Copy out each of the lines below word for word, leaving out the pictures.

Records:
** Start **

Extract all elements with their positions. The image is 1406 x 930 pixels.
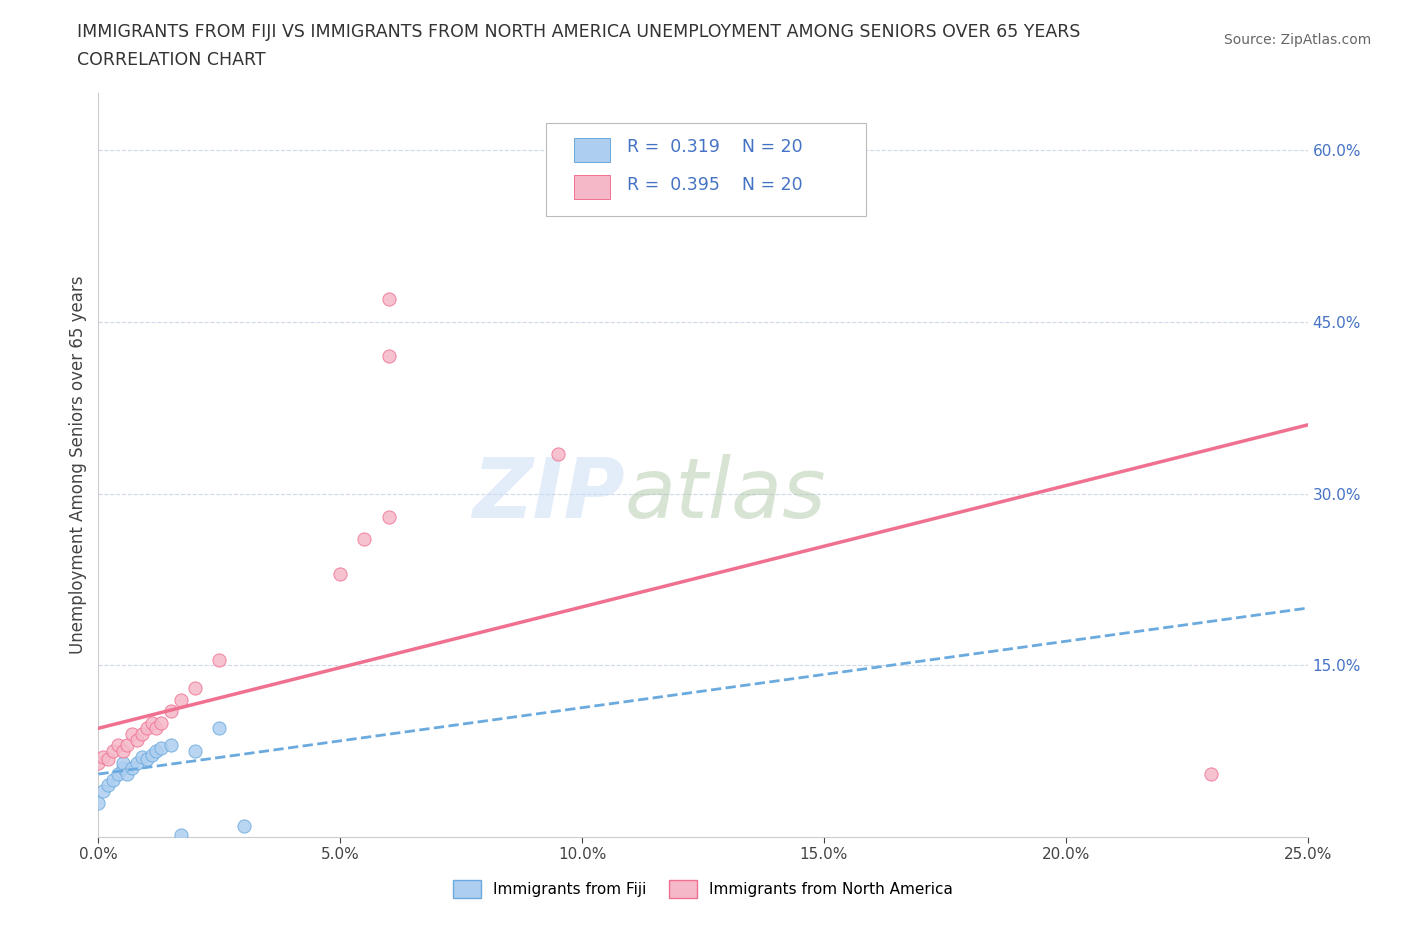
Point: [117, 766, 139, 781]
Point: [97, 778, 120, 793]
Point: [87, 795, 110, 810]
Point: [135, 721, 157, 736]
Point: [145, 721, 167, 736]
Point: [127, 732, 149, 747]
Point: [169, 828, 191, 843]
Point: [127, 755, 149, 770]
Point: [160, 738, 183, 753]
Point: [121, 726, 143, 741]
Point: [208, 721, 231, 736]
Text: Source: ZipAtlas.com: Source: ZipAtlas.com: [1223, 33, 1371, 46]
Point: [101, 772, 124, 787]
Point: [150, 715, 173, 730]
Y-axis label: Unemployment Among Seniors over 65 years: Unemployment Among Seniors over 65 years: [69, 276, 87, 654]
Point: [91, 784, 114, 799]
Point: [1199, 766, 1222, 781]
Point: [169, 692, 191, 707]
Text: R =  0.319    N = 20: R = 0.319 N = 20: [627, 139, 803, 156]
Text: CORRELATION CHART: CORRELATION CHART: [77, 51, 266, 69]
Point: [107, 766, 129, 781]
Legend: Immigrants from Fiji, Immigrants from North America: Immigrants from Fiji, Immigrants from No…: [447, 874, 959, 904]
Point: [117, 738, 139, 753]
Point: [184, 681, 207, 696]
Point: [101, 744, 124, 759]
Point: [121, 761, 143, 776]
Point: [232, 818, 254, 833]
Point: [97, 751, 120, 766]
Text: atlas: atlas: [624, 454, 827, 536]
Point: [141, 747, 163, 762]
Point: [329, 566, 352, 581]
Point: [91, 750, 114, 764]
Point: [131, 726, 153, 741]
Text: ZIP: ZIP: [472, 454, 624, 536]
Point: [208, 652, 231, 667]
Point: [135, 751, 157, 766]
Point: [377, 509, 399, 524]
Point: [160, 704, 183, 719]
Point: [141, 715, 163, 730]
Point: [111, 761, 134, 776]
Point: [145, 744, 167, 759]
Point: [87, 755, 110, 770]
Point: [353, 532, 375, 547]
Point: [377, 292, 399, 307]
Point: [184, 744, 207, 759]
Point: [150, 740, 173, 755]
Text: R =  0.395    N = 20: R = 0.395 N = 20: [627, 176, 803, 193]
FancyBboxPatch shape: [546, 123, 866, 216]
Point: [111, 755, 134, 770]
Point: [547, 446, 569, 461]
Point: [377, 349, 399, 364]
Point: [111, 744, 134, 759]
FancyBboxPatch shape: [574, 138, 610, 162]
Point: [131, 750, 153, 764]
Point: [107, 738, 129, 753]
Text: IMMIGRANTS FROM FIJI VS IMMIGRANTS FROM NORTH AMERICA UNEMPLOYMENT AMONG SENIORS: IMMIGRANTS FROM FIJI VS IMMIGRANTS FROM …: [77, 23, 1081, 41]
FancyBboxPatch shape: [574, 175, 610, 199]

** End **

**Solution for this exercise:**
Extract all elements with their positions. The image is 1406 x 930 pixels.
Point: [117, 766, 139, 781]
Point: [97, 778, 120, 793]
Point: [87, 795, 110, 810]
Point: [135, 721, 157, 736]
Point: [145, 721, 167, 736]
Point: [127, 732, 149, 747]
Point: [169, 828, 191, 843]
Point: [127, 755, 149, 770]
Point: [160, 738, 183, 753]
Point: [121, 726, 143, 741]
Point: [208, 721, 231, 736]
Text: Source: ZipAtlas.com: Source: ZipAtlas.com: [1223, 33, 1371, 46]
Point: [101, 772, 124, 787]
Point: [150, 715, 173, 730]
Y-axis label: Unemployment Among Seniors over 65 years: Unemployment Among Seniors over 65 years: [69, 276, 87, 654]
Point: [91, 784, 114, 799]
Point: [1199, 766, 1222, 781]
Point: [169, 692, 191, 707]
Text: R =  0.319    N = 20: R = 0.319 N = 20: [627, 139, 803, 156]
Text: CORRELATION CHART: CORRELATION CHART: [77, 51, 266, 69]
Point: [107, 766, 129, 781]
Legend: Immigrants from Fiji, Immigrants from North America: Immigrants from Fiji, Immigrants from No…: [447, 874, 959, 904]
Point: [117, 738, 139, 753]
Point: [184, 681, 207, 696]
Point: [101, 744, 124, 759]
Point: [121, 761, 143, 776]
Point: [232, 818, 254, 833]
Point: [97, 751, 120, 766]
Text: atlas: atlas: [624, 454, 827, 536]
Point: [141, 747, 163, 762]
Point: [329, 566, 352, 581]
Point: [91, 750, 114, 764]
Point: [131, 726, 153, 741]
Text: ZIP: ZIP: [472, 454, 624, 536]
Point: [208, 652, 231, 667]
Point: [135, 751, 157, 766]
Point: [377, 509, 399, 524]
Point: [160, 704, 183, 719]
Point: [141, 715, 163, 730]
Point: [111, 761, 134, 776]
Point: [145, 744, 167, 759]
Point: [87, 755, 110, 770]
Point: [353, 532, 375, 547]
Point: [377, 292, 399, 307]
Point: [184, 744, 207, 759]
Point: [150, 740, 173, 755]
Text: R =  0.395    N = 20: R = 0.395 N = 20: [627, 176, 803, 193]
FancyBboxPatch shape: [546, 123, 866, 216]
Point: [111, 755, 134, 770]
Point: [547, 446, 569, 461]
Point: [377, 349, 399, 364]
Point: [111, 744, 134, 759]
FancyBboxPatch shape: [574, 138, 610, 162]
Point: [131, 750, 153, 764]
Point: [107, 738, 129, 753]
Text: IMMIGRANTS FROM FIJI VS IMMIGRANTS FROM NORTH AMERICA UNEMPLOYMENT AMONG SENIORS: IMMIGRANTS FROM FIJI VS IMMIGRANTS FROM …: [77, 23, 1081, 41]
FancyBboxPatch shape: [574, 175, 610, 199]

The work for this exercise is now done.